──────── Metin ────────

BDP'nin içini yeniden doldurmak!

Ankara'da yine bir şeyler oluyor(muş).

"İyi bir şeyler!"
Cumhurbaşkanı Gül, BDP'lilerle görüşmüş.
AK Parti Grup Başkan Vekili Mahir Ünal, BDP'lilerle görüşmüş.
Başbakan "yakında önemli gelişmeler olacak" demiş. Başbakan ayrıca "Kan duracaksa İmralı ile de görüşülür" demiş.
Meclis Başkanı, Meclis'in çözüm platformu olduğunu söylemiş.
Acaba ne olacak?
Görünen, BDP'nin içinin doldurulması... Temsil hüviyetinin beslenmesi. Muhatap olacak gücün kazandırılması.
Hani BDP'nin örgüt güdümünden kopamadığı, örgüt inisiyatifinden koptuğunda tabanını kaybedeceği değerlendirmeleri var ya, BDP'nin içi devlet tarafından doldurulursa, örgüte karşı daha bağımsız tavır sergileyebilir gibi bir "umut" var.

──────── Verilen satırlar ────────

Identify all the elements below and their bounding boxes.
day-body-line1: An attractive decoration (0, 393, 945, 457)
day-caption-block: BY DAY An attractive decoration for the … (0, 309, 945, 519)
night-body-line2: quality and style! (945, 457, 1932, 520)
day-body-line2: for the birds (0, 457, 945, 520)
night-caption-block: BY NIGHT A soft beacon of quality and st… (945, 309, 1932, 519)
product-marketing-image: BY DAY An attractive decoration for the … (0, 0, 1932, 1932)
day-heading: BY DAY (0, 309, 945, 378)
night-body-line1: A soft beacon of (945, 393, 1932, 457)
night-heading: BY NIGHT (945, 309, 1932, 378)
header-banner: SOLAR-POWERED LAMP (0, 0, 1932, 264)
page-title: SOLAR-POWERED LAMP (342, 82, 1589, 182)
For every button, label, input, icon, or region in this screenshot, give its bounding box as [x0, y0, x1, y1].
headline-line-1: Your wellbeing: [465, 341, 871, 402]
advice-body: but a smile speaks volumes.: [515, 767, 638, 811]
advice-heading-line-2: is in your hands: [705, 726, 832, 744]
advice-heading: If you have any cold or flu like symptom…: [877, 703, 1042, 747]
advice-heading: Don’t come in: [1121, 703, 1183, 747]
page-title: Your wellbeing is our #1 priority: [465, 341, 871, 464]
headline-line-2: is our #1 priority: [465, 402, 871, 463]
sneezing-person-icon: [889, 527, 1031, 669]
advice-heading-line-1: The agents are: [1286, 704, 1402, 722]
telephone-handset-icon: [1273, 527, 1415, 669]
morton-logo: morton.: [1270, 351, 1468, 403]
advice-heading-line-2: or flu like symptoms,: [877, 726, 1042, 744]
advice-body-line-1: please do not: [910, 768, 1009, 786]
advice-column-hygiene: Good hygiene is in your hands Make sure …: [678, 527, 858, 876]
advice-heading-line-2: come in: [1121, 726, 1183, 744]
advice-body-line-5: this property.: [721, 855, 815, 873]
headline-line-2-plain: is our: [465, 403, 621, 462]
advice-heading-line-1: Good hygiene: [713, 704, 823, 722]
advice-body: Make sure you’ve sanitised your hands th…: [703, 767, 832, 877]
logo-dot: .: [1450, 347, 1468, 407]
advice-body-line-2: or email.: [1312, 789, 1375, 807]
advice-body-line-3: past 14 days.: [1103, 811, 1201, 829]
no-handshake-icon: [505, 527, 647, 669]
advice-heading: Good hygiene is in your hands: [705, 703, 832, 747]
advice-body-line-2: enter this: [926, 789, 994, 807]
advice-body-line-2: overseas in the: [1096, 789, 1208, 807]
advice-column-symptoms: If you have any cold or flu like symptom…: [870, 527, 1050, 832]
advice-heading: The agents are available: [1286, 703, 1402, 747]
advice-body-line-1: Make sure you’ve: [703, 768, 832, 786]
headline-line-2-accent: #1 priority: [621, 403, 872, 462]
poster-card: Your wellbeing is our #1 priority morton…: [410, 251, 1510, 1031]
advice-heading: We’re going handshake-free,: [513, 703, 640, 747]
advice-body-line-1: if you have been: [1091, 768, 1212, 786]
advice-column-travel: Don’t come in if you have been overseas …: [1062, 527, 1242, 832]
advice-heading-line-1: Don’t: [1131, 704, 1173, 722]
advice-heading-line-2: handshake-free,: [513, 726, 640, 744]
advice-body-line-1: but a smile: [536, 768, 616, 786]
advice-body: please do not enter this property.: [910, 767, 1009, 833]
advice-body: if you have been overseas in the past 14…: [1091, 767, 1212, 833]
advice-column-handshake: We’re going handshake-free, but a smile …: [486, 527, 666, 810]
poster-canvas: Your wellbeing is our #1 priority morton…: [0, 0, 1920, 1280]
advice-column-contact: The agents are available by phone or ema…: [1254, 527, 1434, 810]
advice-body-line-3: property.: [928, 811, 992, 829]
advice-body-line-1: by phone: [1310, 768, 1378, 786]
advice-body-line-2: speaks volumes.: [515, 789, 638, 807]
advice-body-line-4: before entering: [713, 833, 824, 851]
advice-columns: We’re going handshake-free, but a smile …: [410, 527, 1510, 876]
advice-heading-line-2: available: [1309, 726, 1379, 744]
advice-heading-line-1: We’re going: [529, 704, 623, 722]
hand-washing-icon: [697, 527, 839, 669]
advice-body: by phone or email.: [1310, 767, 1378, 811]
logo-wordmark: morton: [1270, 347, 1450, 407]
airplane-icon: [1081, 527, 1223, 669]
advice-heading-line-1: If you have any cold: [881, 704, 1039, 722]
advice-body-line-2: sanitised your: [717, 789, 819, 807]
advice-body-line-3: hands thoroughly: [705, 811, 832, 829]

────────

▸ İstenenler:
• a. Metne göre Meclis Başkanı, Meclis için ne söylemiş?
• b. Metinde "BDP'nin içini yeniden" ile başlayıp "Acaba ne olacak?" sözlerine kadar süren bölümü aynen yazın.
Yalnızca metindeki bilgilere dayanın.

▸ Yanıt listesi:
• a. Meclis'in çözüm platformu olduğunu söylemiş.

• b.
BDP'nin içini yeniden doldurmak!

Ankara'da yine bir şeyler oluyor(muş).

"İyi bir şeyler!"
Cumhurbaşkanı Gül, BDP'lilerle görüşmüş.
AK Parti Grup Başkan Vekili Mahir Ünal, BDP'lilerle görüşmüş.
Başbakan "yakında önemli gelişmeler olacak" demiş. Başbakan ayrıca "Kan duracaksa İmralı ile de görüşülür" demiş.
Meclis Başkanı, Meclis'in çözüm platformu olduğunu söylemiş.
Acaba ne olacak?